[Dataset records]
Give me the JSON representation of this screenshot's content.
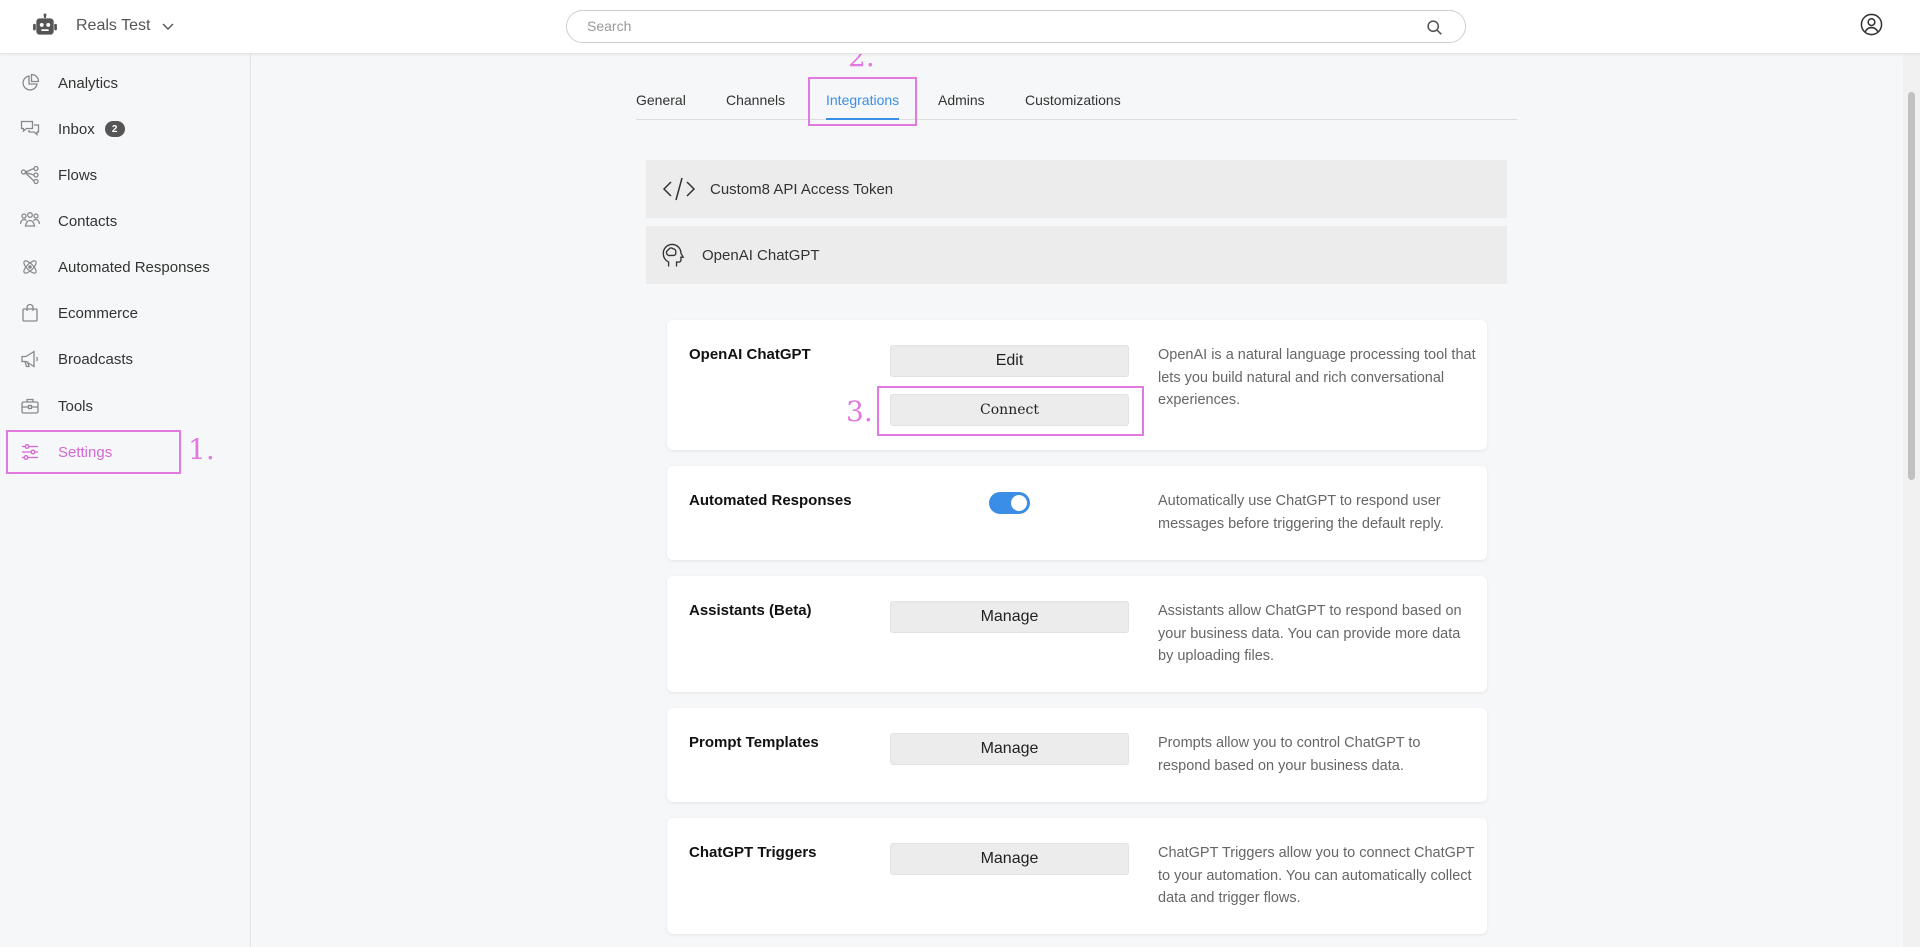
{
  "header": {
    "workspace_name": "Reals Test",
    "search_placeholder": "Search"
  },
  "sidebar": {
    "items": [
      {
        "label": "Analytics",
        "icon": "pie-chart-icon"
      },
      {
        "label": "Inbox",
        "icon": "chat-icon",
        "badge": "2"
      },
      {
        "label": "Flows",
        "icon": "flows-icon"
      },
      {
        "label": "Contacts",
        "icon": "contacts-icon"
      },
      {
        "label": "Automated Responses",
        "icon": "atom-icon"
      },
      {
        "label": "Ecommerce",
        "icon": "shopping-bag-icon"
      },
      {
        "label": "Broadcasts",
        "icon": "megaphone-icon"
      },
      {
        "label": "Tools",
        "icon": "toolbox-icon"
      },
      {
        "label": "Settings",
        "icon": "sliders-icon",
        "active": true
      }
    ]
  },
  "tabs": [
    {
      "label": "General"
    },
    {
      "label": "Channels"
    },
    {
      "label": "Integrations",
      "active": true
    },
    {
      "label": "Admins"
    },
    {
      "label": "Customizations"
    }
  ],
  "integrations": [
    {
      "label": "Custom8 API Access Token",
      "icon": "code-icon"
    },
    {
      "label": "OpenAI ChatGPT",
      "icon": "brain-head-icon"
    }
  ],
  "cards": {
    "openai": {
      "title": "OpenAI ChatGPT",
      "edit_label": "Edit",
      "connect_label": "Connect",
      "description": "OpenAI is a natural language processing tool that lets you build natural and rich conversational experiences."
    },
    "automated": {
      "title": "Automated Responses",
      "toggle_on": true,
      "description": "Automatically use ChatGPT to respond user messages before triggering the default reply."
    },
    "assistants": {
      "title": "Assistants (Beta)",
      "button_label": "Manage",
      "description": "Assistants allow ChatGPT to respond based on your business data. You can provide more data by uploading files."
    },
    "prompts": {
      "title": "Prompt Templates",
      "button_label": "Manage",
      "description": "Prompts allow you to control ChatGPT to respond based on your business data."
    },
    "triggers": {
      "title": "ChatGPT Triggers",
      "button_label": "Manage",
      "description": "ChatGPT Triggers allow you to connect ChatGPT to your automation. You can automatically collect data and trigger flows."
    }
  },
  "annotations": {
    "step1": "1.",
    "step2": "2.",
    "step3": "3.",
    "color": "#e07ae0"
  },
  "colors": {
    "accent": "#3a8ee6",
    "active_nav": "#d667d6"
  }
}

**Your objective:** Report the number of lines in the entries above that include the string "title". Give nothing but the number.

**Worked answer:** 5